** Start DATASET EXCERPTS **
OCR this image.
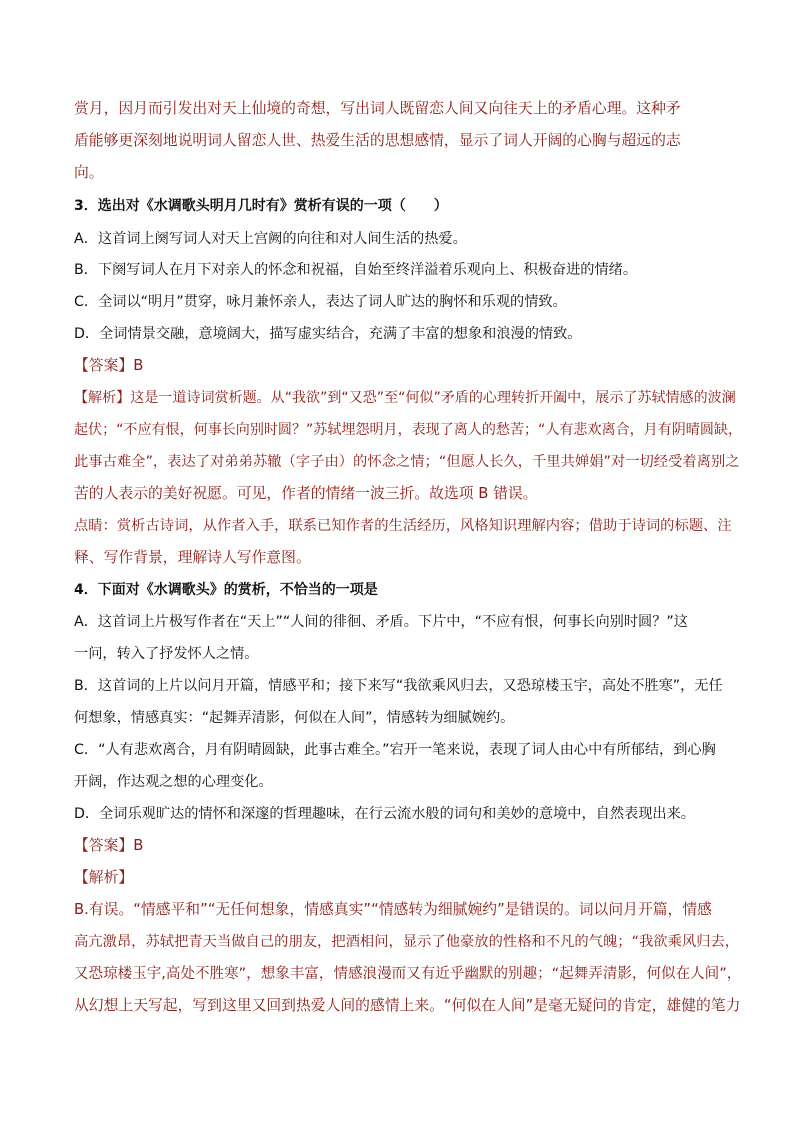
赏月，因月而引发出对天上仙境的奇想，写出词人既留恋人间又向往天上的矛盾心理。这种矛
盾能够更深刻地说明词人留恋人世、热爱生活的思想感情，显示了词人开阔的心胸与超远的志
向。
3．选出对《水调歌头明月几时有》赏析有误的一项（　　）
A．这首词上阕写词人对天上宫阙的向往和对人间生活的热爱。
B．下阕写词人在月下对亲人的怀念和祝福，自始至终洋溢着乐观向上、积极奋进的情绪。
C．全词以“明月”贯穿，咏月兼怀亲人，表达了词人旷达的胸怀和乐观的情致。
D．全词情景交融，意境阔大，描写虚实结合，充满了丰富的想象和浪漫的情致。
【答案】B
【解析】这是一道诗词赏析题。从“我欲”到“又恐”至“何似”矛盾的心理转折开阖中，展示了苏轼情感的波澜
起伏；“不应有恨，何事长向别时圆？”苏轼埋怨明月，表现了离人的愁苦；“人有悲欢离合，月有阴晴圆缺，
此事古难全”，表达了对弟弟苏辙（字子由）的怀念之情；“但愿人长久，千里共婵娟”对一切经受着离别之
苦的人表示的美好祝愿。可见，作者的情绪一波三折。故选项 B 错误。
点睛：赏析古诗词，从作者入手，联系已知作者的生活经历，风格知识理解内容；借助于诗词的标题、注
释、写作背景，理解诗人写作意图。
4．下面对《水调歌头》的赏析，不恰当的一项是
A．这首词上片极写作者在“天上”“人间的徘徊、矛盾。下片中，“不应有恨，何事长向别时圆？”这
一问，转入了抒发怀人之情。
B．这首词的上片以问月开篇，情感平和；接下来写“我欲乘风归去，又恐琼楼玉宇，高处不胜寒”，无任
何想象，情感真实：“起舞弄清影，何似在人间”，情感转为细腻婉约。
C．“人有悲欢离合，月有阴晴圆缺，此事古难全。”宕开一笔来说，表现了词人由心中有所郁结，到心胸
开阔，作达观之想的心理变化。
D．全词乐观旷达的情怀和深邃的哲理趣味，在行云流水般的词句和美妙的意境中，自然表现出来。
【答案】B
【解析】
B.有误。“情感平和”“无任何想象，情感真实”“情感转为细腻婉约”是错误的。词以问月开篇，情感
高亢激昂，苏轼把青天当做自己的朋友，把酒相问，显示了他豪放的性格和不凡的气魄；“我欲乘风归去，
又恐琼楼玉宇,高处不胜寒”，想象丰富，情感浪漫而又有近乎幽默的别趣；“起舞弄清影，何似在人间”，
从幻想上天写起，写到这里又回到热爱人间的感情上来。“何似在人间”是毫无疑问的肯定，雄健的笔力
** End DATASET EXCERPTS **
** Start DATASET EXCERPTS **
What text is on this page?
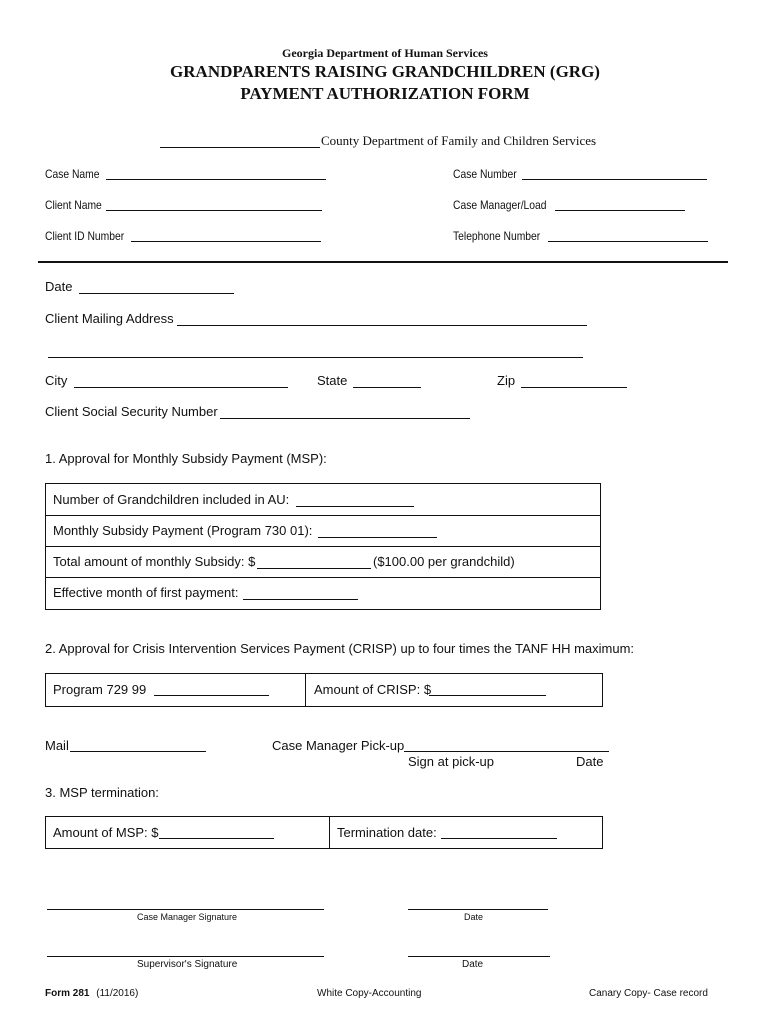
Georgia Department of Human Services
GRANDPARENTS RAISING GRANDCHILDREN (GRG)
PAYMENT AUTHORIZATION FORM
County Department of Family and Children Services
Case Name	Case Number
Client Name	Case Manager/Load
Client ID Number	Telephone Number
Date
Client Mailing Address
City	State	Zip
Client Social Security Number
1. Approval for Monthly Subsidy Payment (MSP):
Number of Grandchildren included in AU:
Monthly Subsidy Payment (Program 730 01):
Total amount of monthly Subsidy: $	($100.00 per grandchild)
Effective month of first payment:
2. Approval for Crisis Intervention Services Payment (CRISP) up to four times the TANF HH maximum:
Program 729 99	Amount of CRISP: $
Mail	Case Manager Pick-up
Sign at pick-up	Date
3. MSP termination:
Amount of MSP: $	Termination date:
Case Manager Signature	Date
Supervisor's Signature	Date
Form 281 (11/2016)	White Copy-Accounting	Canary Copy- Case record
** End DATASET EXCERPTS **
** Start DATASET EXCERPTS **
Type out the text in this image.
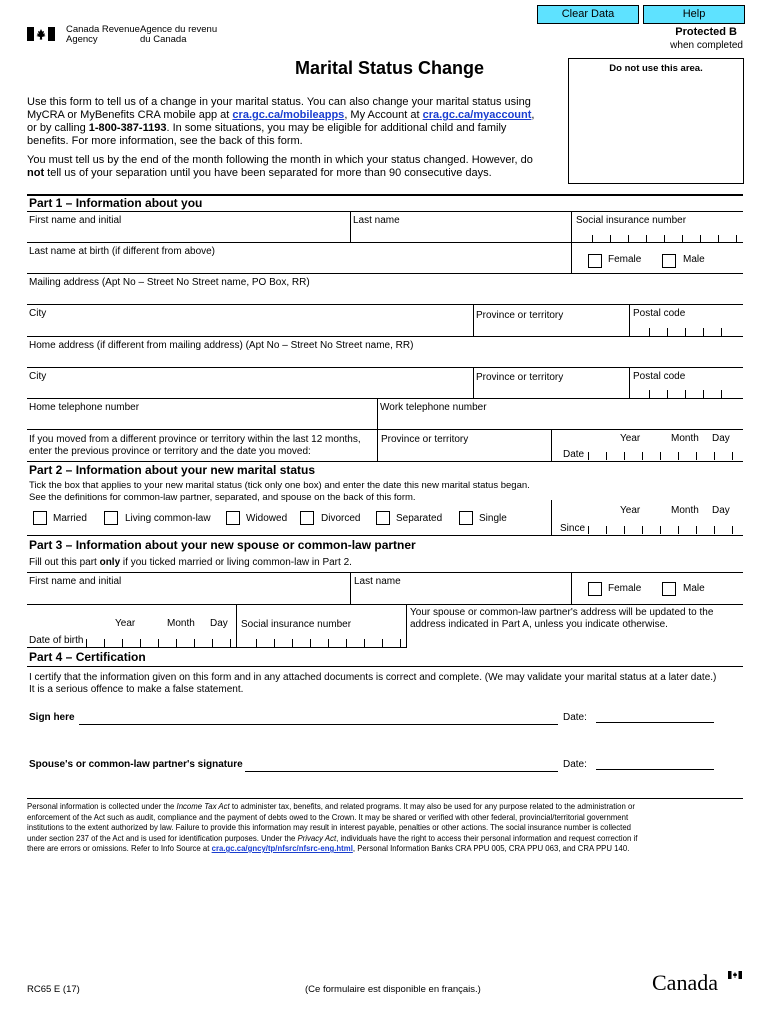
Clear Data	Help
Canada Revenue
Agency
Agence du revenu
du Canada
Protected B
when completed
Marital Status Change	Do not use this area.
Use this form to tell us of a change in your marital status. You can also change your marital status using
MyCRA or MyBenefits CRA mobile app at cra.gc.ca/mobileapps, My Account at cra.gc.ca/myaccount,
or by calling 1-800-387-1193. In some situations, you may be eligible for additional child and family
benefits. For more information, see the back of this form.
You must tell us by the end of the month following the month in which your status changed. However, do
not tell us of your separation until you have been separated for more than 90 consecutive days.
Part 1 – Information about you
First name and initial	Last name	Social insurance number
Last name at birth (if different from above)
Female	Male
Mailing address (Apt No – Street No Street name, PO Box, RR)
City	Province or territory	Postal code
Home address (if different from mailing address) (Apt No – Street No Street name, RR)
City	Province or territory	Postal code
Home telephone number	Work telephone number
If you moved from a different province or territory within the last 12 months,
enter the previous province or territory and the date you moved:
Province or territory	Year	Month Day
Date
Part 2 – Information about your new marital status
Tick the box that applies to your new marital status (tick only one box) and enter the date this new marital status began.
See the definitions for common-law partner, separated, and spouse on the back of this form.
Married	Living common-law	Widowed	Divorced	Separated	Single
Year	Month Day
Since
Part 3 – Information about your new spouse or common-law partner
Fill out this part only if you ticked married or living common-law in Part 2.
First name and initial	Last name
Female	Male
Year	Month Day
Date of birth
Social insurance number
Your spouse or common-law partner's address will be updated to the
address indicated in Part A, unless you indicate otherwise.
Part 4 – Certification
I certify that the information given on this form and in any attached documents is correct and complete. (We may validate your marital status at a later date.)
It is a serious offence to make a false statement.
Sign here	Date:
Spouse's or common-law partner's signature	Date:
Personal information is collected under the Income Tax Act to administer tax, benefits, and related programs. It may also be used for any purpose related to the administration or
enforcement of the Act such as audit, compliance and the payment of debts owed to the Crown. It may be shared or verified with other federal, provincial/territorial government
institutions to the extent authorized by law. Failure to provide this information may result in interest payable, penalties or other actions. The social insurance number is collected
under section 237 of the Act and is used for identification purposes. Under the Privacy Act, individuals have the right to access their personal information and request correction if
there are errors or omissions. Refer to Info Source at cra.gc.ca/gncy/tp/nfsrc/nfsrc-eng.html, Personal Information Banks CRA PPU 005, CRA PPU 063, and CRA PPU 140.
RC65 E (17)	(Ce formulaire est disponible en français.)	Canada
** End DATASET EXCERPTS **
• TASK INSTRUCTIONS
Going through the entries above, report how many lines include the string "Department". The number alone is the answer.

• FULL RESPONSE
2